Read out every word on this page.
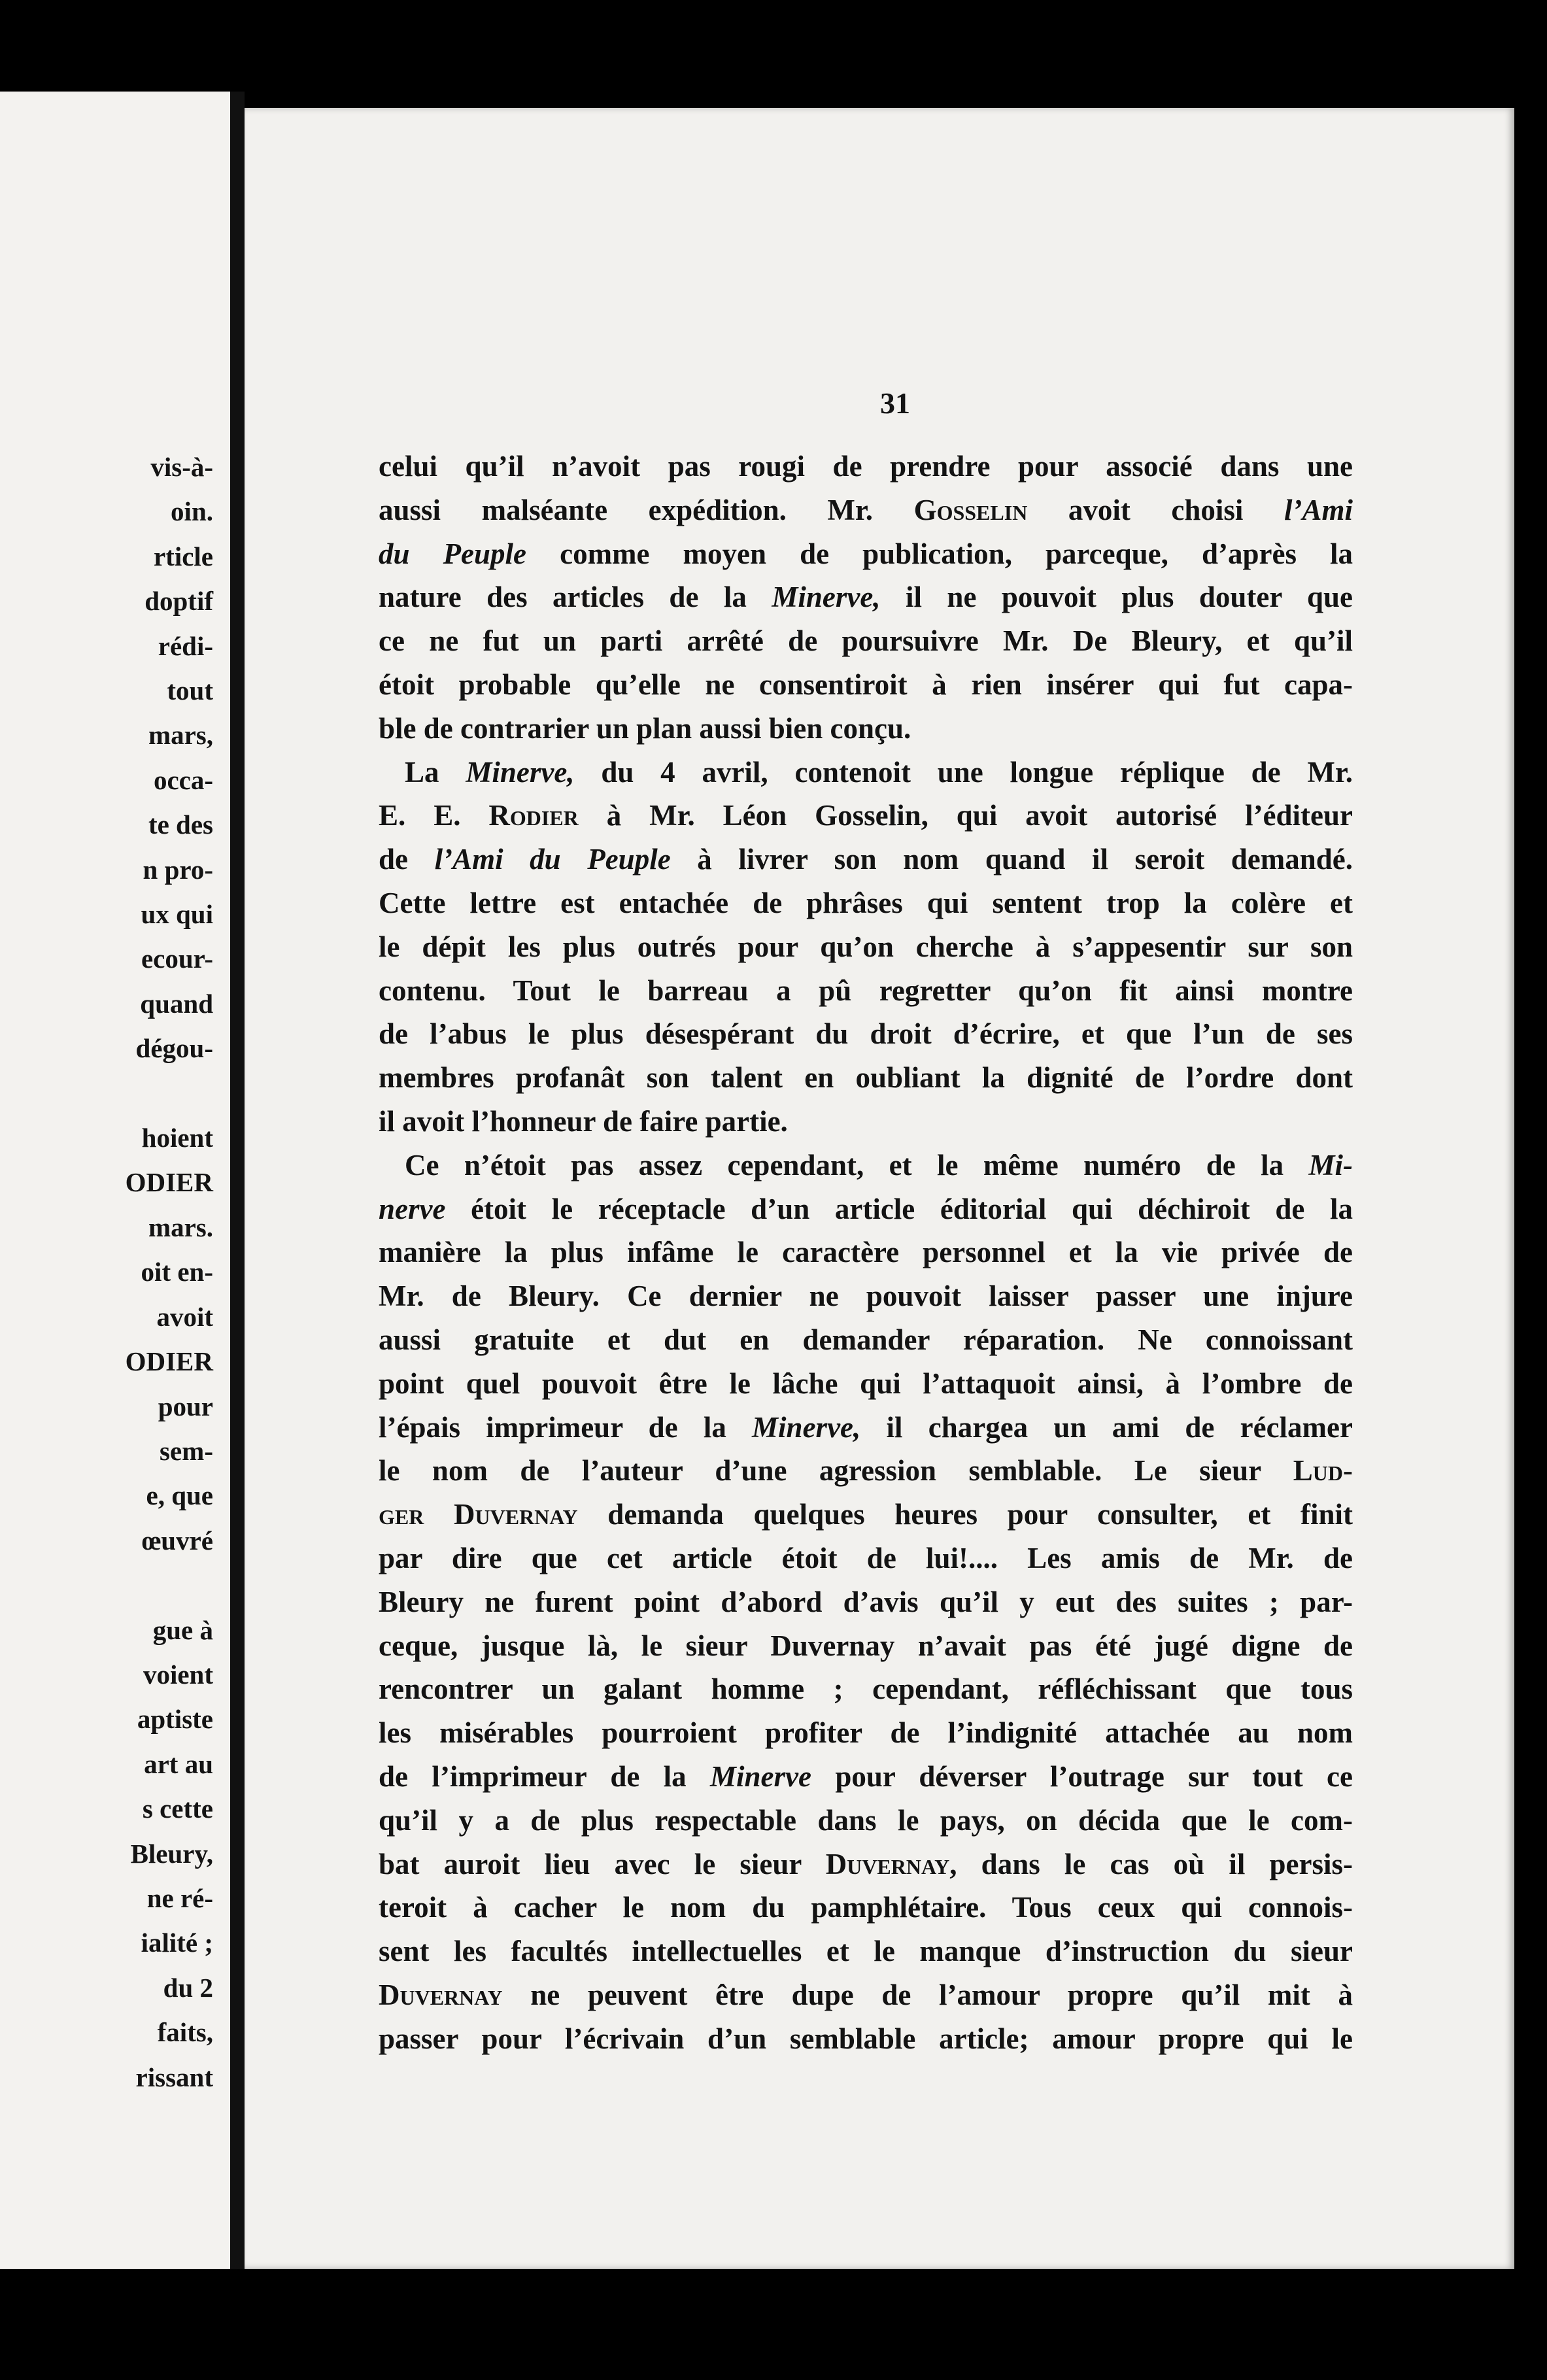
vis-à-
oin.
rticle
doptif
rédi-
tout
mars,
occa-
te des
n pro-
ux qui
ecour-
quand
dégou-
hoient
ODIER
mars.
oit en-
avoit
ODIER
pour
sem-
e, que
œuvré
gue à
voient
aptiste
art au
s cette
Bleury,
ne ré-
ialité ;
du 2
faits,
rissant
31
celui qu’il n’avoit pas rougi de prendre pour associé dans une
aussi malséante expédition. Mr. Gosselin avoit choisi l’Ami
du Peuple comme moyen de publication, parceque, d’après la
nature des articles de la Minerve, il ne pouvoit plus douter que
ce ne fut un parti arrêté de poursuivre Mr. De Bleury, et qu’il
étoit probable qu’elle ne consentiroit à rien insérer qui fut capa-
ble de contrarier un plan aussi bien conçu.
La Minerve, du 4 avril, contenoit une longue réplique de Mr.
E. E. Rodier à Mr. Léon Gosselin, qui avoit autorisé l’éditeur
de l’Ami du Peuple à livrer son nom quand il seroit demandé.
Cette lettre est entachée de phrâses qui sentent trop la colère et
le dépit les plus outrés pour qu’on cherche à s’appesentir sur son
contenu. Tout le barreau a pû regretter qu’on fit ainsi montre
de l’abus le plus désespérant du droit d’écrire, et que l’un de ses
membres profanât son talent en oubliant la dignité de l’ordre dont
il avoit l’honneur de faire partie.
Ce n’étoit pas assez cependant, et le même numéro de la Mi-
nerve étoit le réceptacle d’un article éditorial qui déchiroit de la
manière la plus infâme le caractère personnel et la vie privée de
Mr. de Bleury. Ce dernier ne pouvoit laisser passer une injure
aussi gratuite et dut en demander réparation. Ne connoissant
point quel pouvoit être le lâche qui l’attaquoit ainsi, à l’ombre de
l’épais imprimeur de la Minerve, il chargea un ami de réclamer
le nom de l’auteur d’une agression semblable. Le sieur Lud-
ger Duvernay demanda quelques heures pour consulter, et finit
par dire que cet article étoit de lui!.... Les amis de Mr. de
Bleury ne furent point d’abord d’avis qu’il y eut des suites ; par-
ceque, jusque là, le sieur Duvernay n’avait pas été jugé digne de
rencontrer un galant homme ; cependant, réfléchissant que tous
les misérables pourroient profiter de l’indignité attachée au nom
de l’imprimeur de la Minerve pour déverser l’outrage sur tout ce
qu’il y a de plus respectable dans le pays, on décida que le com-
bat auroit lieu avec le sieur Duvernay, dans le cas où il persis-
teroit à cacher le nom du pamphlétaire. Tous ceux qui connois-
sent les facultés intellectuelles et le manque d’instruction du sieur
Duvernay ne peuvent être dupe de l’amour propre qu’il mit à
passer pour l’écrivain d’un semblable article; amour propre qui le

-- Exercise directions --
Reproduce the material above verbatim; omit every picture.

-- Output of the exercise --
Read out every word on this page.
vis-à-
oin.
rticle
doptif
rédi-
tout
mars,
occa-
te des
n pro-
ux qui
ecour-
quand
dégou-
hoient
ODIER
mars.
oit en-
avoit
ODIER
pour
sem-
e, que
œuvré
gue à
voient
aptiste
art au
s cette
Bleury,
ne ré-
ialité ;
du 2
faits,
rissant
31
celui qu’il n’avoit pas rougi de prendre pour associé dans une
aussi malséante expédition. Mr. Gosselin avoit choisi l’Ami
du Peuple comme moyen de publication, parceque, d’après la
nature des articles de la Minerve, il ne pouvoit plus douter que
ce ne fut un parti arrêté de poursuivre Mr. De Bleury, et qu’il
étoit probable qu’elle ne consentiroit à rien insérer qui fut capa-
ble de contrarier un plan aussi bien conçu.
La Minerve, du 4 avril, contenoit une longue réplique de Mr.
E. E. Rodier à Mr. Léon Gosselin, qui avoit autorisé l’éditeur
de l’Ami du Peuple à livrer son nom quand il seroit demandé.
Cette lettre est entachée de phrâses qui sentent trop la colère et
le dépit les plus outrés pour qu’on cherche à s’appesentir sur son
contenu. Tout le barreau a pû regretter qu’on fit ainsi montre
de l’abus le plus désespérant du droit d’écrire, et que l’un de ses
membres profanât son talent en oubliant la dignité de l’ordre dont
il avoit l’honneur de faire partie.
Ce n’étoit pas assez cependant, et le même numéro de la Mi-
nerve étoit le réceptacle d’un article éditorial qui déchiroit de la
manière la plus infâme le caractère personnel et la vie privée de
Mr. de Bleury. Ce dernier ne pouvoit laisser passer une injure
aussi gratuite et dut en demander réparation. Ne connoissant
point quel pouvoit être le lâche qui l’attaquoit ainsi, à l’ombre de
l’épais imprimeur de la Minerve, il chargea un ami de réclamer
le nom de l’auteur d’une agression semblable. Le sieur Lud-
ger Duvernay demanda quelques heures pour consulter, et finit
par dire que cet article étoit de lui!.... Les amis de Mr. de
Bleury ne furent point d’abord d’avis qu’il y eut des suites ; par-
ceque, jusque là, le sieur Duvernay n’avait pas été jugé digne de
rencontrer un galant homme ; cependant, réfléchissant que tous
les misérables pourroient profiter de l’indignité attachée au nom
de l’imprimeur de la Minerve pour déverser l’outrage sur tout ce
qu’il y a de plus respectable dans le pays, on décida que le com-
bat auroit lieu avec le sieur Duvernay, dans le cas où il persis-
teroit à cacher le nom du pamphlétaire. Tous ceux qui connois-
sent les facultés intellectuelles et le manque d’instruction du sieur
Duvernay ne peuvent être dupe de l’amour propre qu’il mit à
passer pour l’écrivain d’un semblable article; amour propre qui le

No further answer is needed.